Records shown -
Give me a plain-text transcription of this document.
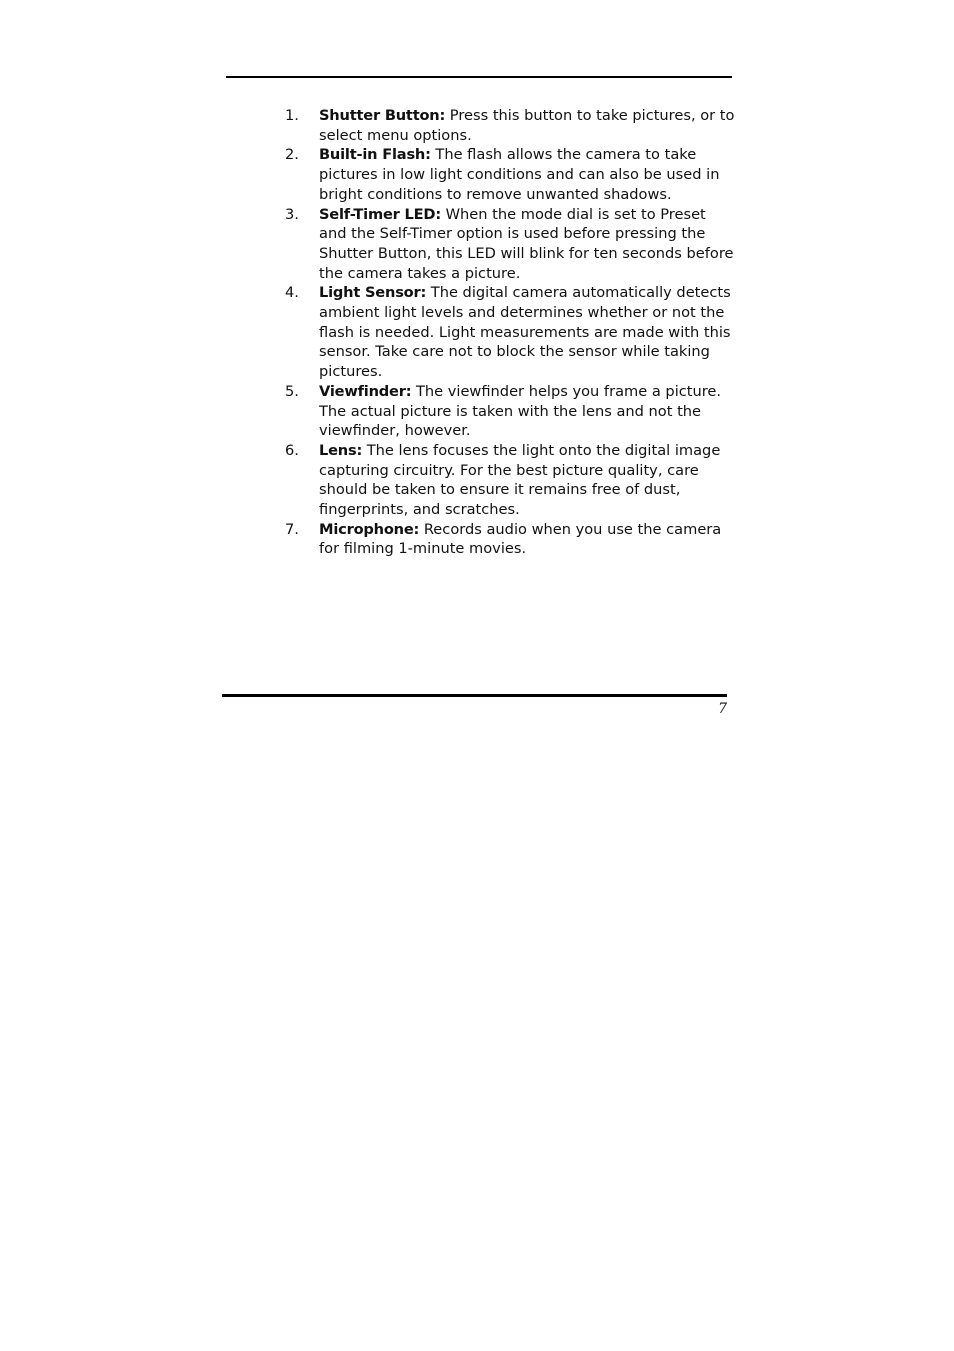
1.	Shutter Button: Press this button to take pictures, or to select menu options.
2.	Built-in Flash: The flash allows the camera to take pictures in low light conditions and can also be used in bright conditions to remove unwanted shadows.
3.	Self-Timer LED: When the mode dial is set to Preset and the Self-Timer option is used before pressing the Shutter Button, this LED will blink for ten seconds before the camera takes a picture.
4.	Light Sensor: The digital camera automatically detects ambient light levels and determines whether or not the flash is needed. Light measurements are made with this sensor. Take care not to block the sensor while taking pictures.
5.	Viewfinder: The viewfinder helps you frame a picture. The actual picture is taken with the lens and not the viewfinder, however.
6.	Lens: The lens focuses the light onto the digital image capturing circuitry. For the best picture quality, care should be taken to ensure it remains free of dust, fingerprints, and scratches.
7.	Microphone: Records audio when you use the camera for filming 1-minute movies.
7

Your objective -
Scan the material above for the string "with" and report each line where you find it.

Task output -
4.	Light Sensor: The digital camera automatically detects ambient light levels and determines whether or not the flash is needed. Light measurements are made with this sensor. Take care not to block the sensor while taking pictures.
5.	Viewfinder: The viewfinder helps you frame a picture. The actual picture is taken with the lens and not the viewfinder, however.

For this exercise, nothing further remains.